=== Что сделать ===
Перепишите документ целиком, слово в слово, ничего не меняя.

=== Документ ===

◇ ◇ ◇ ◇ ◇ ◇ ◇

Теперь же, начав работать, пытаясь идти другим путем, я чувствую, как у меня уходит почва из-под ног. Да как же мне обрести новую цель, устремиться к тому, к чему я никогда не стремилась? Я не сразу сумела понять, сколь крепки цепи, которыми я прикована к… пустоте. Как избавиться от всего наследственного, что растворено в твоей крови? Я считала, что отличаюсь от своих предков, потому что веду другую жизнь. Но ведь распорядок жизни это нечто вроде ресторанного меню.

Мне предстояло научиться ограничивать любой вопрос, только тогда возможен был ответ на него. Сводить его в точку, возможно даже самую неудобную… Вопрос это камень, брошенный в воду, а не разошедшиеся от него круги. Мы же привыкли отвечать не на вопрос, а как бы на круги. При этом, забывая о камне, канувшем в глубину.

◇ ◇ ◇ ◇ ◇ ◇ ◇

Извлечённые записи данных:

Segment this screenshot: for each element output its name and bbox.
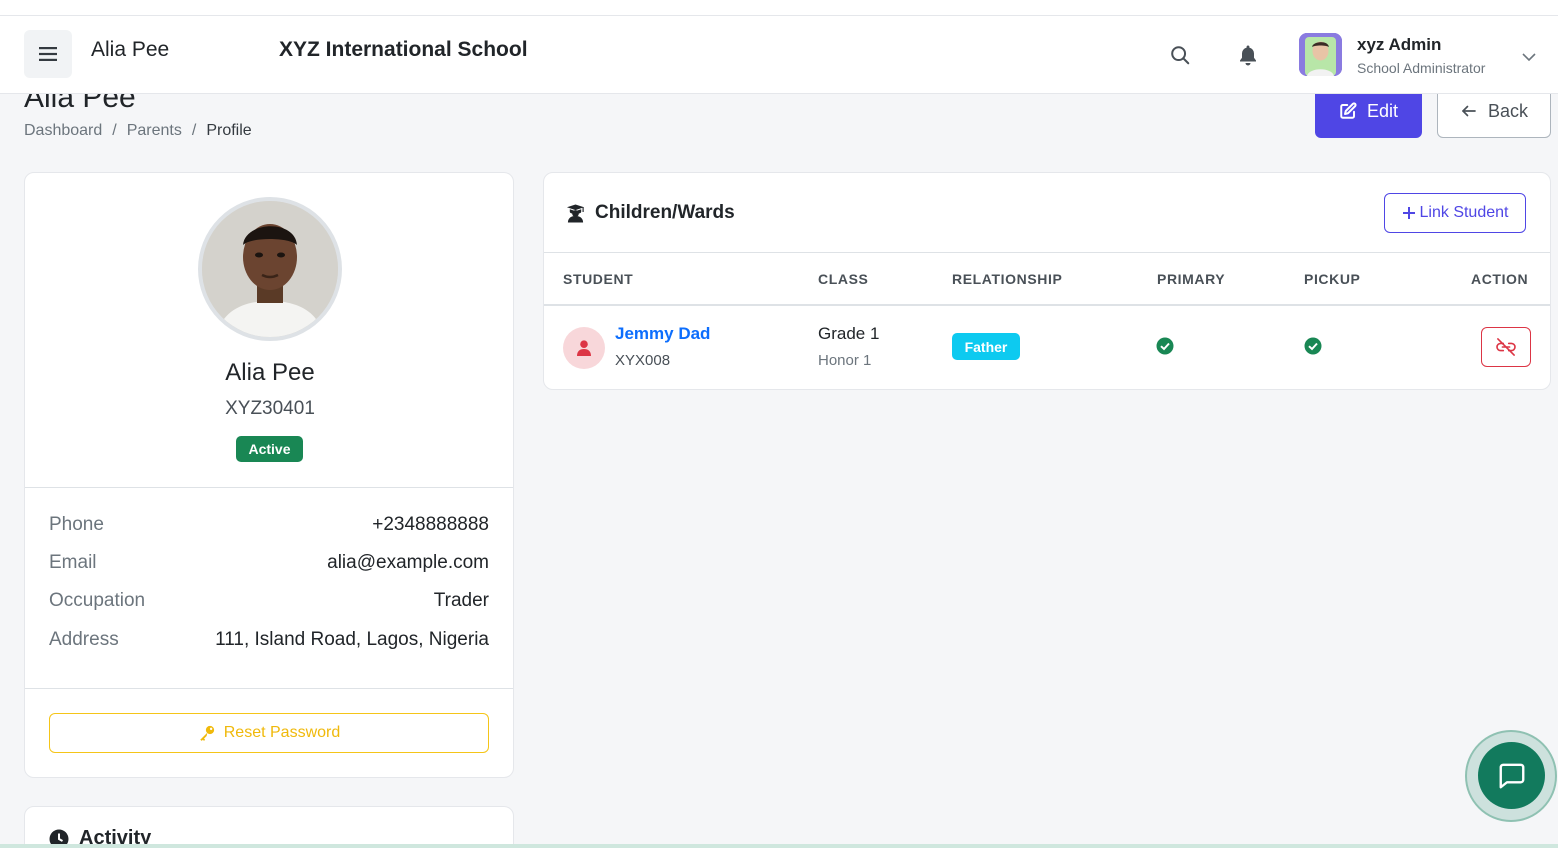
edit-label: Edit: [1366, 100, 1399, 121]
info-row-email: Email alia@example.com: [49, 552, 489, 574]
nav-user-name: Alia Pee: [91, 38, 170, 61]
search-button[interactable]: [1169, 44, 1191, 71]
link-student-label: Link Student: [1419, 204, 1509, 221]
header-relationship: RELATIONSHIP: [952, 271, 1063, 287]
breadcrumb-dashboard[interactable]: Dashboard: [24, 122, 102, 140]
occupation-label: Occupation: [49, 590, 146, 611]
notifications-button[interactable]: [1238, 44, 1258, 71]
info-row-address: Address 111, Island Road, Lagos, Nigeria: [49, 629, 489, 651]
plus-icon: [1402, 207, 1415, 219]
divider: [25, 688, 513, 689]
nav-school-name: XYZ International School: [279, 38, 528, 61]
header-class: CLASS: [818, 271, 869, 287]
header-action: ACTION: [1471, 271, 1529, 287]
divider: [25, 487, 513, 488]
divider: [544, 304, 1550, 306]
unlink-icon: [1496, 338, 1516, 356]
header-student: STUDENT: [563, 271, 634, 287]
profile-photo: [198, 197, 342, 341]
chevron-down-icon: [1522, 53, 1536, 62]
key-icon: [200, 725, 214, 741]
unlink-student-button[interactable]: [1481, 327, 1531, 367]
primary-check: [1156, 337, 1174, 360]
user-menu-toggle[interactable]: [1522, 49, 1536, 67]
top-strip: [0, 0, 1558, 16]
relationship-badge: Father: [952, 333, 1020, 360]
user-icon: [577, 340, 591, 356]
arrow-left-icon: [1462, 105, 1476, 117]
menu-toggle-button[interactable]: [24, 30, 72, 78]
bottom-border: [0, 844, 1558, 848]
phone-label: Phone: [49, 514, 104, 535]
check-circle-icon: [1156, 337, 1174, 355]
edit-icon: [1340, 102, 1357, 119]
pickup-check: [1304, 337, 1322, 360]
search-icon: [1171, 46, 1190, 65]
breadcrumb-parents[interactable]: Parents: [127, 122, 182, 140]
profile-photo-image: [202, 201, 338, 337]
occupation-value: Trader: [433, 590, 489, 611]
profile-card: Alia Pee XYZ30401 Active Phone +23488888…: [24, 172, 514, 778]
phone-value: +2348888888: [372, 514, 489, 535]
student-id: XYX008: [615, 352, 671, 369]
profile-code: XYZ30401: [225, 398, 315, 419]
check-circle-icon: [1304, 337, 1322, 355]
info-row-phone: Phone +2348888888: [49, 514, 489, 536]
menu-icon: [39, 47, 57, 61]
email-value: alia@example.com: [327, 552, 489, 573]
info-row-occupation: Occupation Trader: [49, 590, 489, 612]
breadcrumb-separator: /: [191, 122, 197, 139]
graduate-icon: [566, 204, 585, 223]
breadcrumb-separator: /: [112, 122, 117, 139]
header-pickup: PICKUP: [1304, 271, 1361, 287]
breadcrumb-profile: Profile: [206, 122, 252, 139]
chat-button[interactable]: [1478, 742, 1545, 809]
children-title-text: Children/Wards: [595, 202, 735, 223]
bell-icon: [1240, 45, 1256, 66]
children-title: Children/Wards: [566, 202, 735, 224]
admin-avatar[interactable]: [1299, 33, 1342, 76]
header-primary: PRIMARY: [1157, 271, 1226, 287]
link-student-button[interactable]: Link Student: [1384, 193, 1526, 233]
back-label: Back: [1487, 100, 1529, 121]
admin-name: xyz Admin: [1357, 35, 1442, 54]
address-value: 111, Island Road, Lagos, Nigeria: [215, 629, 489, 650]
student-class-section: Honor 1: [818, 352, 872, 369]
email-label: Email: [49, 552, 97, 573]
activity-card: Activity: [24, 806, 514, 848]
profile-name: Alia Pee: [225, 359, 315, 386]
address-label: Address: [49, 629, 119, 650]
admin-role: School Administrator: [1357, 60, 1486, 76]
student-avatar: [563, 327, 605, 369]
status-badge: Active: [236, 436, 303, 462]
children-card: Children/Wards Link Student STUDENT CLAS…: [543, 172, 1551, 390]
reset-password-button[interactable]: Reset Password: [49, 713, 489, 753]
chat-icon: [1499, 763, 1524, 788]
top-navbar: Alia Pee XYZ International School xyz Ad…: [0, 16, 1558, 94]
breadcrumb: Dashboard / Parents / Profile: [24, 122, 252, 140]
student-name-link[interactable]: Jemmy Dad: [615, 324, 710, 344]
student-class: Grade 1: [818, 324, 880, 343]
reset-password-label: Reset Password: [223, 724, 341, 741]
admin-avatar-image: [1299, 33, 1342, 76]
divider: [544, 252, 1550, 253]
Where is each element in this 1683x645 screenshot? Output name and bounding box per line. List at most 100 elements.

◇ ◇ ◇ ◇ ◇ ◇ ◇

=== Выполненное упражнение ===
Теперь же, начав работать, пытаясь идти другим путем, я чувствую, как у меня уходит почва из-под ног. Да как же мне обрести новую цель, устремиться к тому, к чему я никогда не стремилась? Я не сразу сумела понять, сколь крепки цепи, которыми я прикована к… пустоте. Как избавиться от всего наследственного, что растворено в твоей крови? Я считала, что отличаюсь от своих предков, потому что веду другую жизнь. Но ведь распорядок жизни это нечто вроде ресторанного меню.

Мне предстояло научиться ограничивать любой вопрос, только тогда возможен был ответ на него. Сводить его в точку, возможно даже самую неудобную… Вопрос это камень, брошенный в воду, а не разошедшиеся от него круги. Мы же привыкли отвечать не на вопрос, а как бы на круги. При этом, забывая о камне, канувшем в глубину.